Required task: Pictures do not belong in the copy; transcribe everything else in the records exactly.
====== Information provided ======
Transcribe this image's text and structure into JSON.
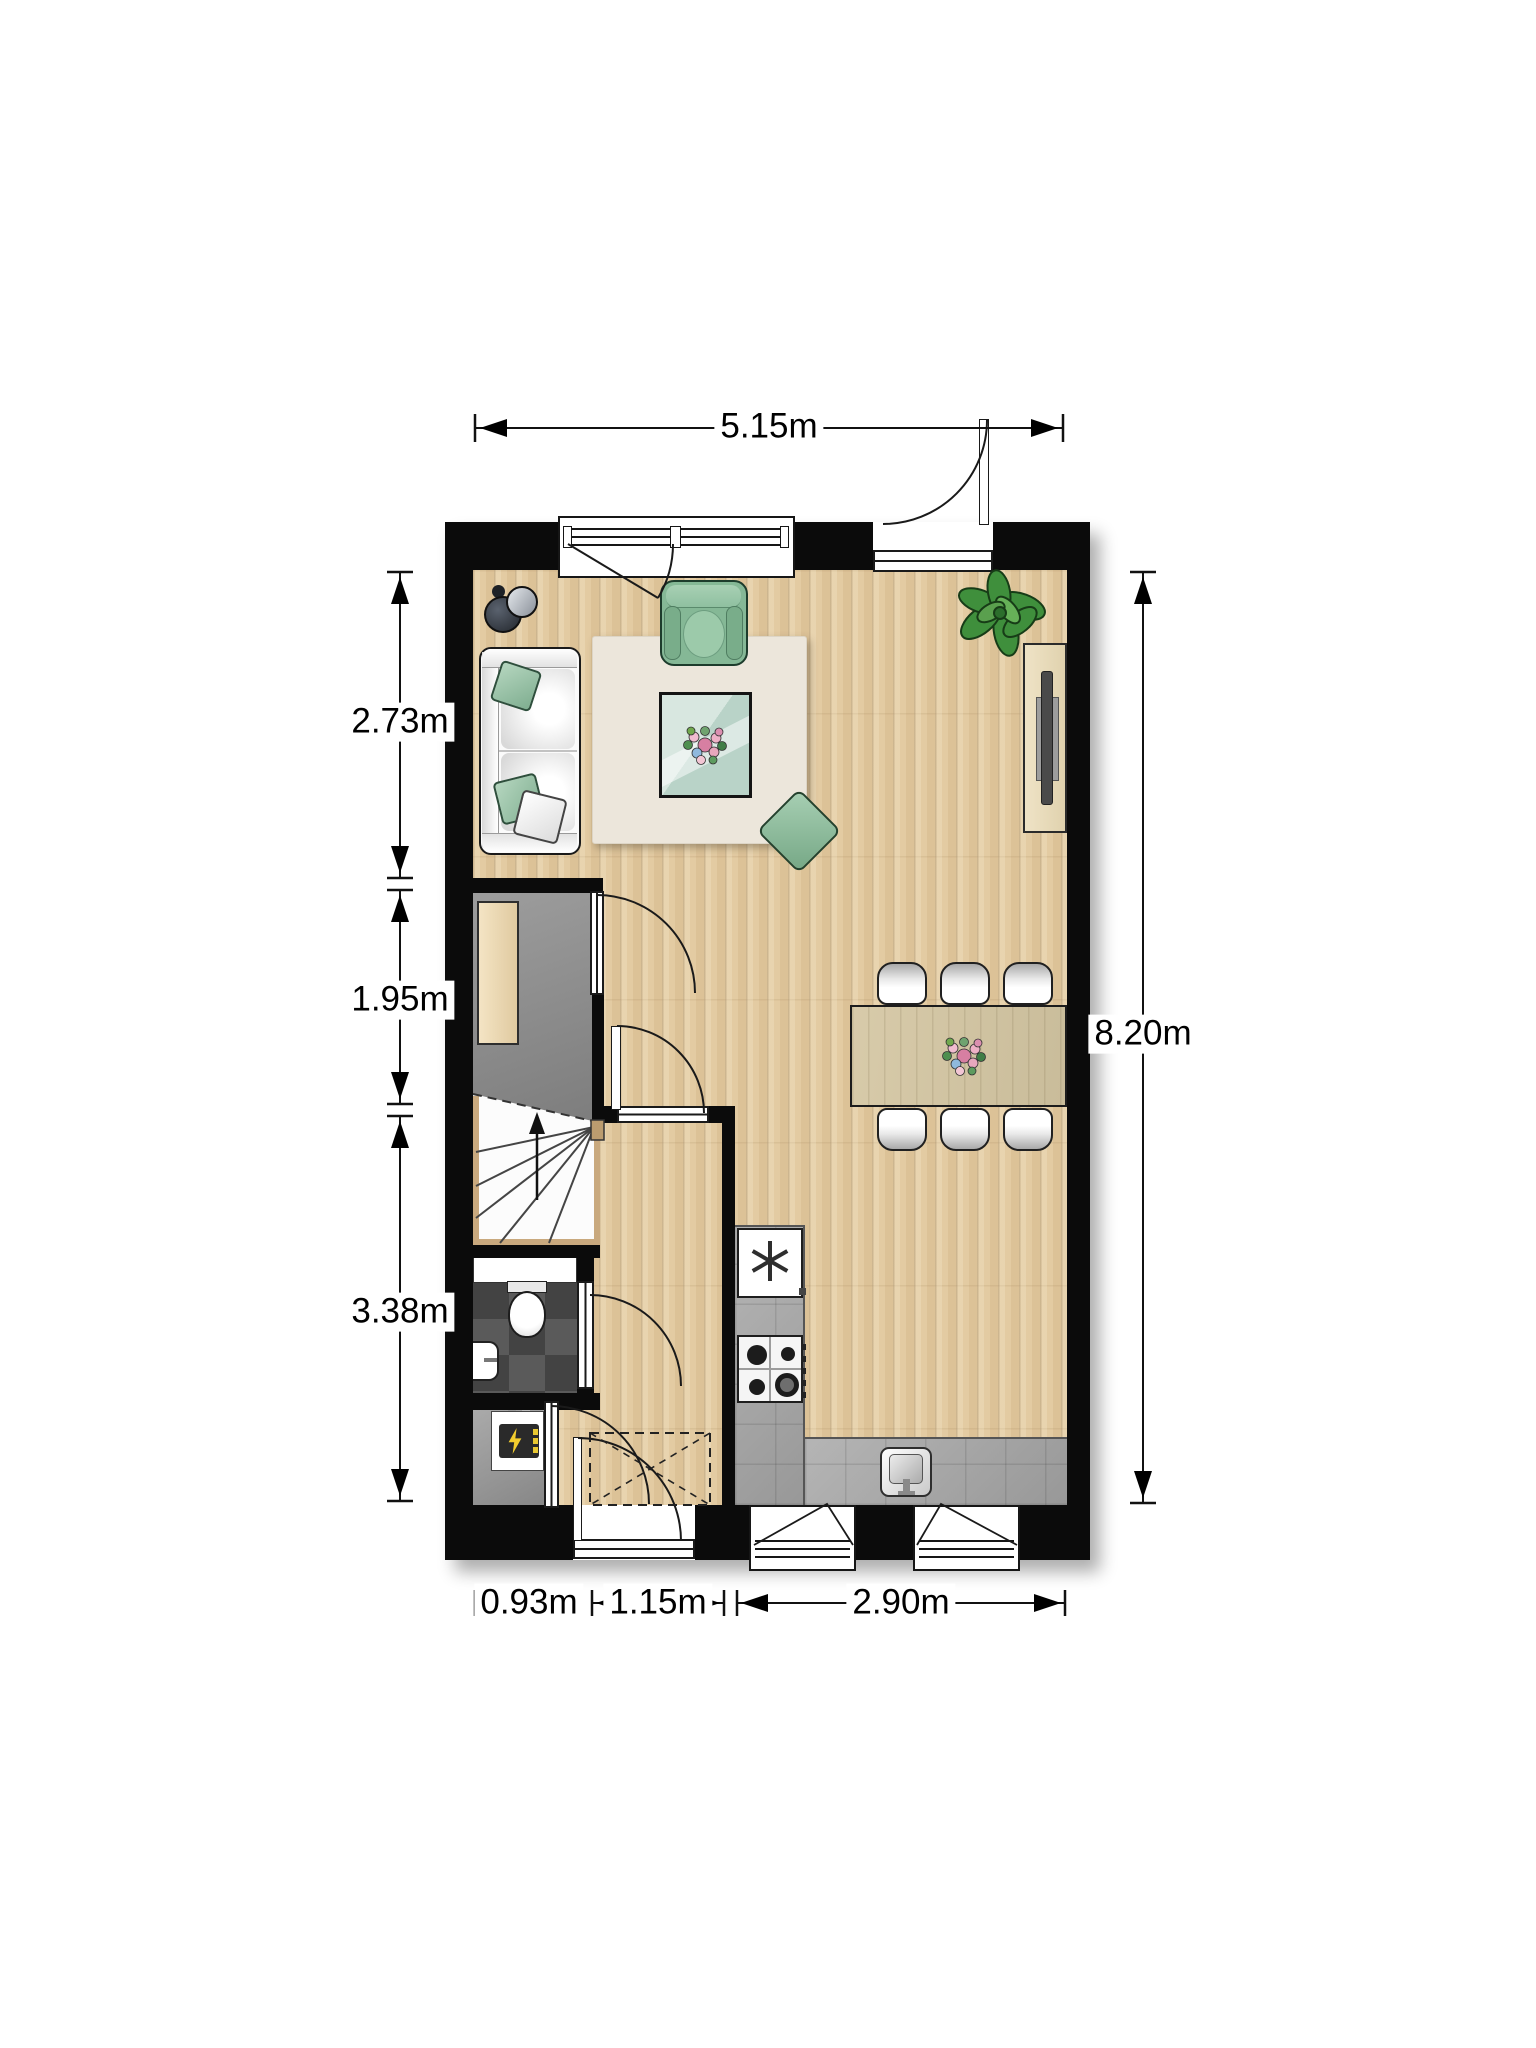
{
  "title": "ground floor plan",
  "dimensions": {
    "top": "5.15m",
    "right": "8.20m",
    "left": [
      "2.73m",
      "1.95m",
      "3.38m"
    ],
    "bottom": [
      "0.93m",
      "1.15m",
      "2.90m"
    ]
  },
  "rooms": [
    "living-dining-room",
    "entry-hall",
    "staircase",
    "toilet",
    "meter-closet",
    "kitchen"
  ],
  "furniture": [
    "sofa",
    "floor-lamp",
    "armchair",
    "coffee-table",
    "rug",
    "pouf",
    "plant",
    "tv-cabinet",
    "dining-table",
    "six-dining-chairs",
    "hall-closet",
    "refrigerator",
    "gas-hob",
    "kitchen-sink",
    "toilet-bowl",
    "hand-basin",
    "meter-box"
  ],
  "icons": {
    "refrigerator": "asterisk-icon",
    "meter_box": "lightning-icon",
    "stairs_direction": "up-arrow-icon"
  },
  "colors": {
    "wall": "#0b0b0b",
    "wood_floor": "#e3cba2",
    "hall_floor": "#8f8f8f",
    "toilet_tiles": "#4f4f4f",
    "counter": "#a7a7a7",
    "accent_green": "#8fc0a0",
    "rug": "#ece6db",
    "dining_table": "#d2c5a6",
    "dimension_text": "#000000"
  }
}
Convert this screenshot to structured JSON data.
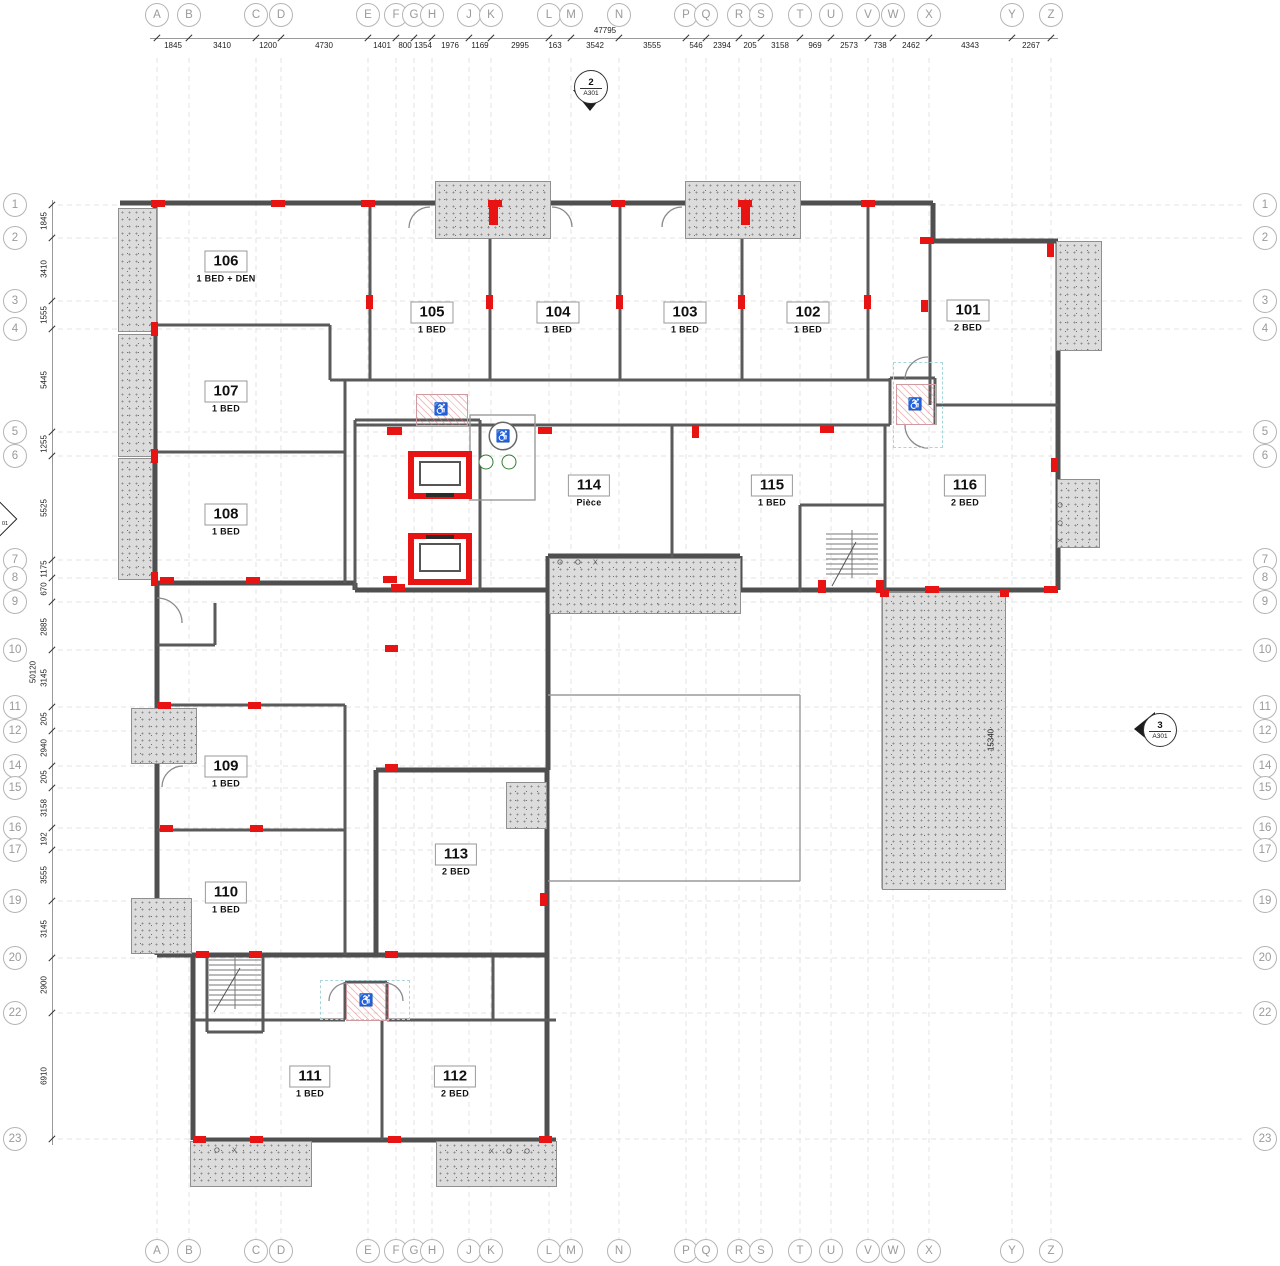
======
Written reply:
Transcribe this image's text and structure into JSON.
{
  "title": "ground floor plan",
  "dimensions": {
    "top": "5.15m",
    "right": "8.20m",
    "left": [
      "2.73m",
      "1.95m",
      "3.38m"
    ],
    "bottom": [
      "0.93m",
      "1.15m",
      "2.90m"
    ]
  },
  "rooms": [
    "living-dining-room",
    "entry-hall",
    "staircase",
    "toilet",
    "meter-closet",
    "kitchen"
  ],
  "furniture": [
    "sofa",
    "floor-lamp",
    "armchair",
    "coffee-table",
    "rug",
    "pouf",
    "plant",
    "tv-cabinet",
    "dining-table",
    "six-dining-chairs",
    "hall-closet",
    "refrigerator",
    "gas-hob",
    "kitchen-sink",
    "toilet-bowl",
    "hand-basin",
    "meter-box"
  ],
  "icons": {
    "refrigerator": "asterisk-icon",
    "meter_box": "lightning-icon",
    "stairs_direction": "up-arrow-icon"
  },
  "colors": {
    "wall": "#0b0b0b",
    "wood_floor": "#e3cba2",
    "hall_floor": "#8f8f8f",
    "toilet_tiles": "#4f4f4f",
    "counter": "#a7a7a7",
    "accent_green": "#8fc0a0",
    "rug": "#ece6db",
    "dining_table": "#d2c5a6",
    "dimension_text": "#000000"
  }
}
Convert this screenshot to structured JSON data.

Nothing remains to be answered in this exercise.